(TASK DESCRIPTION) Work out the number of lines in the listing that include the string "health". Reply with that number alone.

Source data
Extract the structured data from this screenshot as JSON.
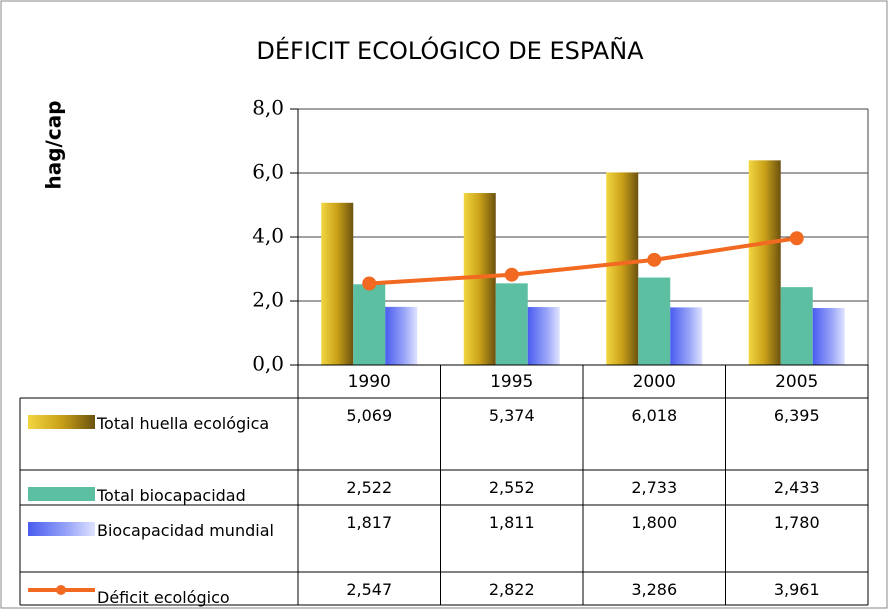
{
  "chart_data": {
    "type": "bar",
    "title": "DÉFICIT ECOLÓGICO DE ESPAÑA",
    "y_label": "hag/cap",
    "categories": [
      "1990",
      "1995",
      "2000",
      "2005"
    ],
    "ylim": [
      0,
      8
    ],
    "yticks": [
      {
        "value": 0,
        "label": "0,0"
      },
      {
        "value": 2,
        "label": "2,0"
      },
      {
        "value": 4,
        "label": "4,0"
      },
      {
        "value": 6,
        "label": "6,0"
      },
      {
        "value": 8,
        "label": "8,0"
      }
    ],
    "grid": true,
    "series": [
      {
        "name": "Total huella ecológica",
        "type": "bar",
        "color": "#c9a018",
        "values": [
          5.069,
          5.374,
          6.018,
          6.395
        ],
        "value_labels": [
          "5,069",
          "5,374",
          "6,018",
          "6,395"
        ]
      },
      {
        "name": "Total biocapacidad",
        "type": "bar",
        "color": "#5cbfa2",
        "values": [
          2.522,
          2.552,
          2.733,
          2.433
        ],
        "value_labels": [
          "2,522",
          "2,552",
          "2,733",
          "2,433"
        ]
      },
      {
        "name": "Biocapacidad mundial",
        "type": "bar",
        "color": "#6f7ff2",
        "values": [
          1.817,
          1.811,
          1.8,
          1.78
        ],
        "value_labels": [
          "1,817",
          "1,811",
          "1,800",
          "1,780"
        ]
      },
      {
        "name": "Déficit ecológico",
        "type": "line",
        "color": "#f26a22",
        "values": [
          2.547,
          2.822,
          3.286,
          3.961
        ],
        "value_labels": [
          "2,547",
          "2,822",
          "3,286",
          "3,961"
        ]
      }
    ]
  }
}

...

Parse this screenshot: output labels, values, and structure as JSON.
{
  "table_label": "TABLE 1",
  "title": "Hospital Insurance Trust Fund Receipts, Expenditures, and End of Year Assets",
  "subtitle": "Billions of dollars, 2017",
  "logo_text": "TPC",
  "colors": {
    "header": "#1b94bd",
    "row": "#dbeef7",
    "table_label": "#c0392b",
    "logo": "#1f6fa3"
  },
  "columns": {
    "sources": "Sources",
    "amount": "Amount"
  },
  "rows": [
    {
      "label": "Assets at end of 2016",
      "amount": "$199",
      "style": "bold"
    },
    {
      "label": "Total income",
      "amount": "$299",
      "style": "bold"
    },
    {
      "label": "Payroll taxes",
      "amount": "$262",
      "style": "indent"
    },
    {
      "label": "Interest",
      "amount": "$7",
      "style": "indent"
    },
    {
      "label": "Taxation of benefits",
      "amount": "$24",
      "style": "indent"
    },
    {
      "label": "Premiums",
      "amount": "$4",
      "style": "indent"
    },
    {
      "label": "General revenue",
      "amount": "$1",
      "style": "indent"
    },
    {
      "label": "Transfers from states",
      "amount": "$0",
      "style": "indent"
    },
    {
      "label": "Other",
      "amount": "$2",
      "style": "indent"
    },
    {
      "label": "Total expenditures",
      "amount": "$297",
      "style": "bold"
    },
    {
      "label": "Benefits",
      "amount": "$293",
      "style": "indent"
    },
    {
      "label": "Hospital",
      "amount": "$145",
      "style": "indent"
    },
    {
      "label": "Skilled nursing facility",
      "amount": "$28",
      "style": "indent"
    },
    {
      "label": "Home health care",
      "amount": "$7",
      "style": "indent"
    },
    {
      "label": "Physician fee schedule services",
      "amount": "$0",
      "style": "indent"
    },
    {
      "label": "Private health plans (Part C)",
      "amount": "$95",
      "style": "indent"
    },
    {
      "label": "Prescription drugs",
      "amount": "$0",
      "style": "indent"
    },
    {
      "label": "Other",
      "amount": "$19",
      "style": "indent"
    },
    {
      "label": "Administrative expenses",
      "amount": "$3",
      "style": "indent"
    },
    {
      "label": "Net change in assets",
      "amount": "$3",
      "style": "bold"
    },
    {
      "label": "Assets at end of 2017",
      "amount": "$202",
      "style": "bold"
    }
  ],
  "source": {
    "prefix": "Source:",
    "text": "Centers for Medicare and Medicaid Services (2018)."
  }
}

(FINISHED TASK) 2